**Task directions**
Gather each line of the entries below that includes "Warp".

── Working data ──

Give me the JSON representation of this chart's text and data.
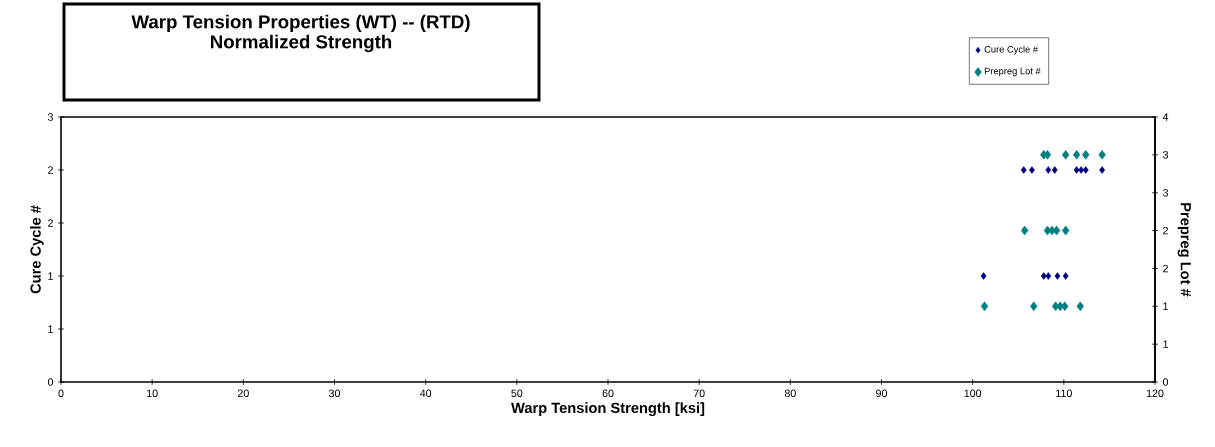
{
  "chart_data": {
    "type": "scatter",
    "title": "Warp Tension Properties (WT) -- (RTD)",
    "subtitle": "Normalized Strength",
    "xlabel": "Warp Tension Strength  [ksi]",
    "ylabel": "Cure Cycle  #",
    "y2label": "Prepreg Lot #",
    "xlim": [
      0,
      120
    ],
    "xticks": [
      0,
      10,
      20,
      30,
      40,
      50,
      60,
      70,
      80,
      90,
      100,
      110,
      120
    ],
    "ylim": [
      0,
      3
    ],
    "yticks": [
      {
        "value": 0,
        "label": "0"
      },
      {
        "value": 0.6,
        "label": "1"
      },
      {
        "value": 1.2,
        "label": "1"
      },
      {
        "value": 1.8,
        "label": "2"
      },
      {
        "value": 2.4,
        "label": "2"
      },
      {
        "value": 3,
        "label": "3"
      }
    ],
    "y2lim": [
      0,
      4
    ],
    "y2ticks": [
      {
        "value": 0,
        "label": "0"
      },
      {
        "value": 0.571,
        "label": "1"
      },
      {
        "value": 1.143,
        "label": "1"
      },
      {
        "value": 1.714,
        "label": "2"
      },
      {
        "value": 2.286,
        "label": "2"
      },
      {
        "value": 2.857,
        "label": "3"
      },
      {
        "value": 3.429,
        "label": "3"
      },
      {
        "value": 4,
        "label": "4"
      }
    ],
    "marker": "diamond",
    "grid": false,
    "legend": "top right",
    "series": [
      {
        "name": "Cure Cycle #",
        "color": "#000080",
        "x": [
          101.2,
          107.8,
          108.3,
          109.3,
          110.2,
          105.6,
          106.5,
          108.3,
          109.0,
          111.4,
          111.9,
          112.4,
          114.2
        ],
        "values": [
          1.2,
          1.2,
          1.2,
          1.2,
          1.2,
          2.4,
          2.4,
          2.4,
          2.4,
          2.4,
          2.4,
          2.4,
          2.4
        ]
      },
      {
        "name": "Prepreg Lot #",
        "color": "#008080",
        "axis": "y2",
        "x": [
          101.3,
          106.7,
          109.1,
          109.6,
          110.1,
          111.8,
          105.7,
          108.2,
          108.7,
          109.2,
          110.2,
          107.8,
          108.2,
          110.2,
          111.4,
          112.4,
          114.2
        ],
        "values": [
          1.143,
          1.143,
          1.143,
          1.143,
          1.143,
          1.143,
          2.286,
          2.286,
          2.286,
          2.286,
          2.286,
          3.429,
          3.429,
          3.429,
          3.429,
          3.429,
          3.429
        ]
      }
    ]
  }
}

───

**Correct result**
    "title": "Warp Tension Properties (WT) -- (RTD)",
    "xlabel": "Warp Tension Strength  [ksi]",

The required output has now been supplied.